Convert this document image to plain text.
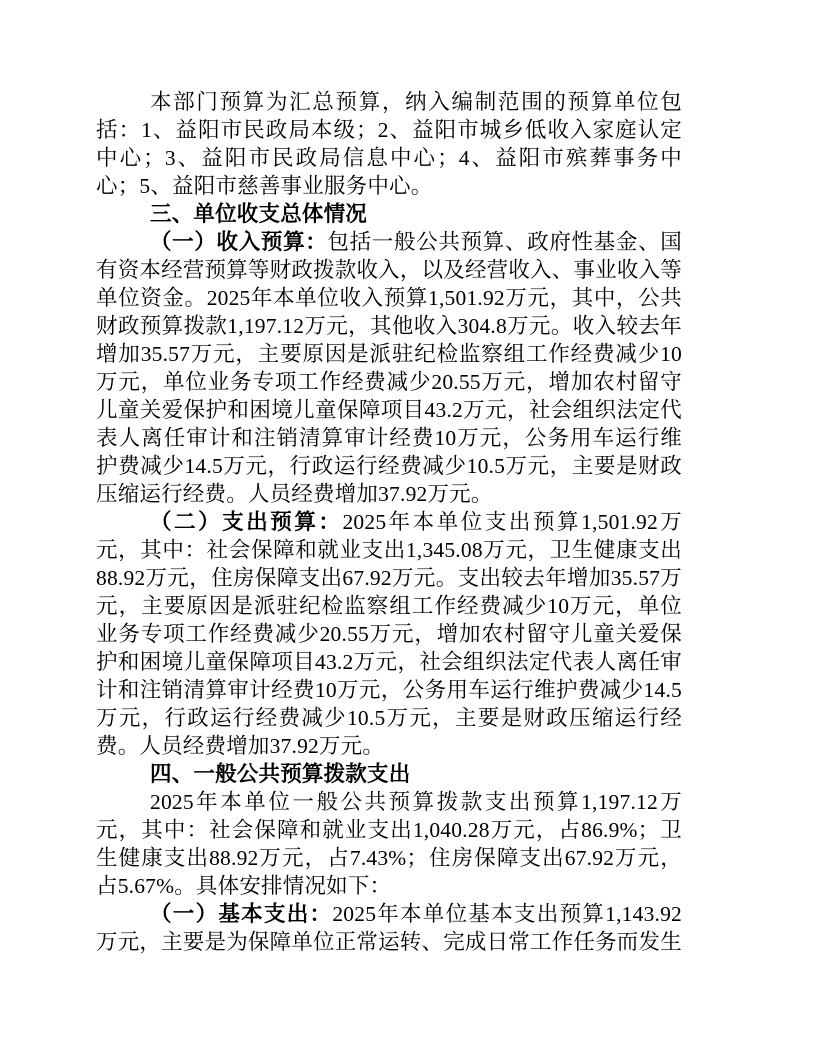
本部门预算为汇总预算，纳入编制范围的预算单位包括：1、益阳市民政局本级；2、益阳市城乡低收入家庭认定中心；3、益阳市民政局信息中心；4、益阳市殡葬事务中心；5、益阳市慈善事业服务中心。

三、单位收支总体情况

（一）收入预算：包括一般公共预算、政府性基金、国有资本经营预算等财政拨款收入，以及经营收入、事业收入等单位资金。2025年本单位收入预算1,501.92万元，其中，公共财政预算拨款1,197.12万元，其他收入304.8万元。收入较去年增加35.57万元，主要原因是派驻纪检监察组工作经费减少10万元，单位业务专项工作经费减少20.55万元，增加农村留守儿童关爱保护和困境儿童保障项目43.2万元，社会组织法定代表人离任审计和注销清算审计经费10万元，公务用车运行维护费减少14.5万元，行政运行经费减少10.5万元，主要是财政压缩运行经费。人员经费增加37.92万元。

（二）支出预算：2025年本单位支出预算1,501.92万元，其中：社会保障和就业支出1,345.08万元，卫生健康支出88.92万元，住房保障支出67.92万元。支出较去年增加35.57万元，主要原因是派驻纪检监察组工作经费减少10万元，单位业务专项工作经费减少20.55万元，增加农村留守儿童关爱保护和困境儿童保障项目43.2万元，社会组织法定代表人离任审计和注销清算审计经费10万元，公务用车运行维护费减少14.5万元，行政运行经费减少10.5万元，主要是财政压缩运行经费。人员经费增加37.92万元。

四、一般公共预算拨款支出

2025年本单位一般公共预算拨款支出预算1,197.12万元，其中：社会保障和就业支出1,040.28万元，占86.9%；卫生健康支出88.92万元，占7.43%；住房保障支出67.92万元，占5.67%。具体安排情况如下：

（一）基本支出：2025年本单位基本支出预算1,143.92万元，主要是为保障单位正常运转、完成日常工作任务而发生
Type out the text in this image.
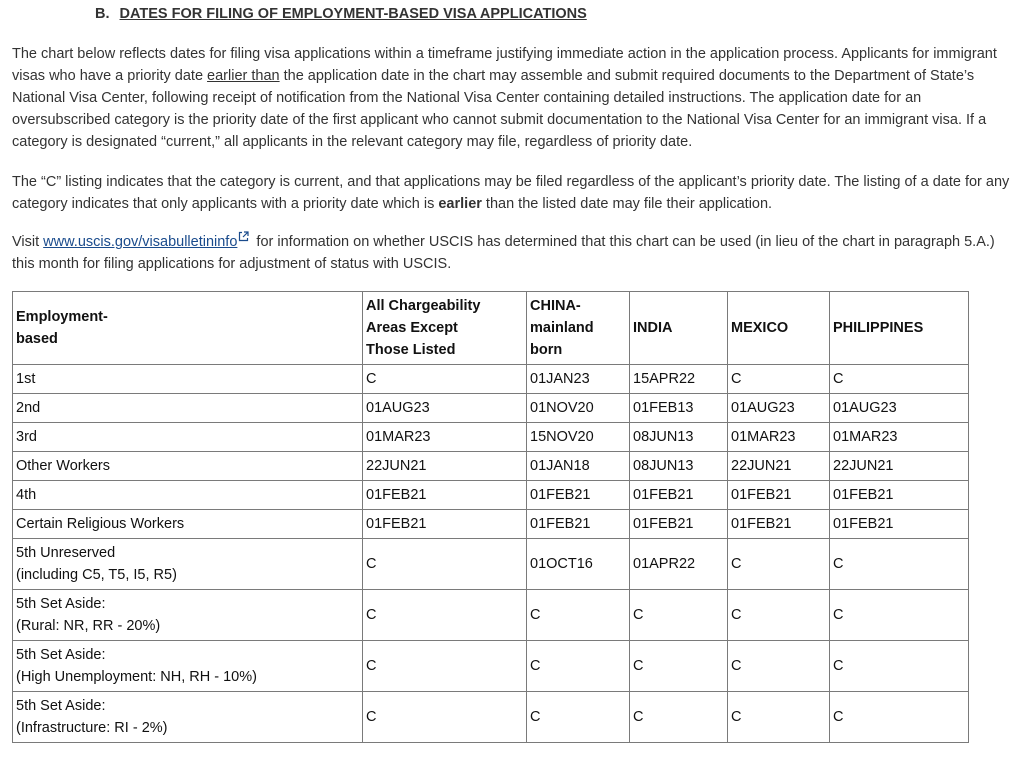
B. DATES FOR FILING OF EMPLOYMENT-BASED VISA APPLICATIONS

The chart below reflects dates for filing visa applications within a timeframe justifying immediate action in the application process. Applicants for immigrant visas who have a priority date earlier than the application date in the chart may assemble and submit required documents to the Department of State’s National Visa Center, following receipt of notification from the National Visa Center containing detailed instructions. The application date for an oversubscribed category is the priority date of the first applicant who cannot submit documentation to the National Visa Center for an immigrant visa. If a category is designated “current,” all applicants in the relevant category may file, regardless of priority date.

The “C” listing indicates that the category is current, and that applications may be filed regardless of the applicant’s priority date. The listing of a date for any category indicates that only applicants with a priority date which is earlier than the listed date may file their application.

Visit www.uscis.gov/visabulletininfo for information on whether USCIS has determined that this chart can be used (in lieu of the chart in paragraph 5.A.) this month for filing applications for adjustment of status with USCIS.

Employment-
based	All Chargeability
Areas Except
Those Listed	CHINA-
mainland
born	INDIA	MEXICO	PHILIPPINES

1st	C	01JAN23	15APR22	C	C

2nd	01AUG23	01NOV20	01FEB13	01AUG23	01AUG23

3rd	01MAR23	15NOV20	08JUN13	01MAR23	01MAR23

Other Workers	22JUN21	01JAN18	08JUN13	22JUN21	22JUN21

4th	01FEB21	01FEB21	01FEB21	01FEB21	01FEB21

Certain Religious Workers	01FEB21	01FEB21	01FEB21	01FEB21	01FEB21

5th Unreserved
(including C5, T5, I5, R5)	C	01OCT16	01APR22	C	C

5th Set Aside:
(Rural: NR, RR - 20%)	C	C	C	C	C

5th Set Aside:
(High Unemployment: NH, RH - 10%)	C	C	C	C	C

5th Set Aside:
(Infrastructure: RI - 2%)	C	C	C	C	C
•••
- JOB:
Count every line bearing the word "current"; report the total only.

- RESULT FOR THIS TASK:
2